[Stored data]
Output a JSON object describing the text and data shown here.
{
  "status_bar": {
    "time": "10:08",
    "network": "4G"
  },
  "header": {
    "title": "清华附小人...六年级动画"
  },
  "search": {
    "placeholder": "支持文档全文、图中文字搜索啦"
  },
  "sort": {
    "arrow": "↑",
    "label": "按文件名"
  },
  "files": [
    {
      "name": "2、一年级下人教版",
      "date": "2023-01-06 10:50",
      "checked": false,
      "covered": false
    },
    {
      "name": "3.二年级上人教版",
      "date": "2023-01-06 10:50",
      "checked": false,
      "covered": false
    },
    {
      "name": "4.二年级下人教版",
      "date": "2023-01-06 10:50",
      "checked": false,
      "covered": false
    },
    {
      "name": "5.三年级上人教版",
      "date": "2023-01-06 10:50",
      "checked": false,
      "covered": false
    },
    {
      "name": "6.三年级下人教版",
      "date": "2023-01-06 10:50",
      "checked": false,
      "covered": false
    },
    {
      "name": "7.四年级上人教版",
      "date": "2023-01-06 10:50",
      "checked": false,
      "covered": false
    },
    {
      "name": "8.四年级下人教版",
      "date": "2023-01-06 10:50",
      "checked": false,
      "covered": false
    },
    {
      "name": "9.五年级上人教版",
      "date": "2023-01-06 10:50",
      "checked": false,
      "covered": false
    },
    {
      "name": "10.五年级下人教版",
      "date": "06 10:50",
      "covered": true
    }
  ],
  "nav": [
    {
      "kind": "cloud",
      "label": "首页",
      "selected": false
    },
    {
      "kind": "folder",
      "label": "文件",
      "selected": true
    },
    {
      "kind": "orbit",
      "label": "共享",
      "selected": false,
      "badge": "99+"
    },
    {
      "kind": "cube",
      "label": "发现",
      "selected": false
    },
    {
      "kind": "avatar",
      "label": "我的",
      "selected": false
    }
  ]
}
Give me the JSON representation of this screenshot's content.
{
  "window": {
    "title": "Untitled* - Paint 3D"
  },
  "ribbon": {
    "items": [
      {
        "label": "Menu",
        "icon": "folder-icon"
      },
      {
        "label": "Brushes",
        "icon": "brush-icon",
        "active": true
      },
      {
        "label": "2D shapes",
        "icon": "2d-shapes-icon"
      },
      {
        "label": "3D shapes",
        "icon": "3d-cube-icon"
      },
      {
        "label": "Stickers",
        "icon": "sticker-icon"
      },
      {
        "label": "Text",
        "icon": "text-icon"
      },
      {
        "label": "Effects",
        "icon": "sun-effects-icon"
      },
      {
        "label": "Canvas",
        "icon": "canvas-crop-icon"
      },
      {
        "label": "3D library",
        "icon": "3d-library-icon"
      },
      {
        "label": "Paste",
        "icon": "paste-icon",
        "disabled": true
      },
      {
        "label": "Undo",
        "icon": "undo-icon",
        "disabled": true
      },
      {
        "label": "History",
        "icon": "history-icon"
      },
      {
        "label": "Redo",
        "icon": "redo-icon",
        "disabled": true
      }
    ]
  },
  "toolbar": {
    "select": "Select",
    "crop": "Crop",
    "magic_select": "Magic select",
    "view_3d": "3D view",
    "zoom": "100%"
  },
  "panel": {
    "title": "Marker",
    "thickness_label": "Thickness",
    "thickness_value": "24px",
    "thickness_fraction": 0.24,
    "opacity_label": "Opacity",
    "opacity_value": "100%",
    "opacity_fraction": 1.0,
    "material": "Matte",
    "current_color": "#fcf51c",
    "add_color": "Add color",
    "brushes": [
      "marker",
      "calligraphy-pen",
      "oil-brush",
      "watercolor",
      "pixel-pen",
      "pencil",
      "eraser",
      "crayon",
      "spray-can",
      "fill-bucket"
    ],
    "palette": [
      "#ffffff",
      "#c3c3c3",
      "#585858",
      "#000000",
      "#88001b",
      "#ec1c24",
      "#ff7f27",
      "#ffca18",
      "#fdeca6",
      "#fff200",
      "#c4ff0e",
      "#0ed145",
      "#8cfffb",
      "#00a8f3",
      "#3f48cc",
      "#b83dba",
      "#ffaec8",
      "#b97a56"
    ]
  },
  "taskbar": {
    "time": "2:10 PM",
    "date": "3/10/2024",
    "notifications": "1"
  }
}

* **What to do**:
Look for the word "JSON" and return every line where it occurs.

* **Solution to this problem**:
Output a JSON object describing the text and data shown here.
Give me the JSON representation of this screenshot's content.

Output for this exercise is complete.